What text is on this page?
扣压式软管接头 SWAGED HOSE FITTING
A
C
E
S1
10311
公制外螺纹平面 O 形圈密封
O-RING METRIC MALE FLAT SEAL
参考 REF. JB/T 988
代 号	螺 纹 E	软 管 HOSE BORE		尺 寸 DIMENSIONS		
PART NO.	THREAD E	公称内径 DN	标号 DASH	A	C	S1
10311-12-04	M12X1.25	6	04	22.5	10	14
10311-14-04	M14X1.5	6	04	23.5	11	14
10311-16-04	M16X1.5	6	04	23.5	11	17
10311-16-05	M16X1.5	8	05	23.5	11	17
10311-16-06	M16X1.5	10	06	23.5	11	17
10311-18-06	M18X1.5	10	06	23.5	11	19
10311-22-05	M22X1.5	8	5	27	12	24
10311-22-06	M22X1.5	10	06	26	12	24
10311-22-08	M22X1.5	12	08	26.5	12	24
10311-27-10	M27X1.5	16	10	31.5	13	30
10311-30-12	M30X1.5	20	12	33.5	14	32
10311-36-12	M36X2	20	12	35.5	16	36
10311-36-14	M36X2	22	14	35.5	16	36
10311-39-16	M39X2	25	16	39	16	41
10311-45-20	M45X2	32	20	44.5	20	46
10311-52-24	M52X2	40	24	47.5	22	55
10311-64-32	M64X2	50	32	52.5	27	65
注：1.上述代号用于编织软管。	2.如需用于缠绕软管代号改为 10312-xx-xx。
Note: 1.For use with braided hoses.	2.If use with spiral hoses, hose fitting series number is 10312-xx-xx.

INSTRUCTIONS FOR THE TASK: Each line must be given again exactly as written above.

EXERCISE SOLUTION:
What text is on this page?
扣压式软管接头 SWAGED HOSE FITTING
A
C
E
S1
10311
公制外螺纹平面 O 形圈密封
O-RING METRIC MALE FLAT SEAL
参考 REF. JB/T 988
代 号	螺 纹 E	软 管 HOSE BORE		尺 寸 DIMENSIONS		
PART NO.	THREAD E	公称内径 DN	标号 DASH	A	C	S1
10311-12-04	M12X1.25	6	04	22.5	10	14
10311-14-04	M14X1.5	6	04	23.5	11	14
10311-16-04	M16X1.5	6	04	23.5	11	17
10311-16-05	M16X1.5	8	05	23.5	11	17
10311-16-06	M16X1.5	10	06	23.5	11	17
10311-18-06	M18X1.5	10	06	23.5	11	19
10311-22-05	M22X1.5	8	5	27	12	24
10311-22-06	M22X1.5	10	06	26	12	24
10311-22-08	M22X1.5	12	08	26.5	12	24
10311-27-10	M27X1.5	16	10	31.5	13	30
10311-30-12	M30X1.5	20	12	33.5	14	32
10311-36-12	M36X2	20	12	35.5	16	36
10311-36-14	M36X2	22	14	35.5	16	36
10311-39-16	M39X2	25	16	39	16	41
10311-45-20	M45X2	32	20	44.5	20	46
10311-52-24	M52X2	40	24	47.5	22	55
10311-64-32	M64X2	50	32	52.5	27	65
注：1.上述代号用于编织软管。	2.如需用于缠绕软管代号改为 10312-xx-xx。
Note: 1.For use with braided hoses.	2.If use with spiral hoses, hose fitting series number is 10312-xx-xx.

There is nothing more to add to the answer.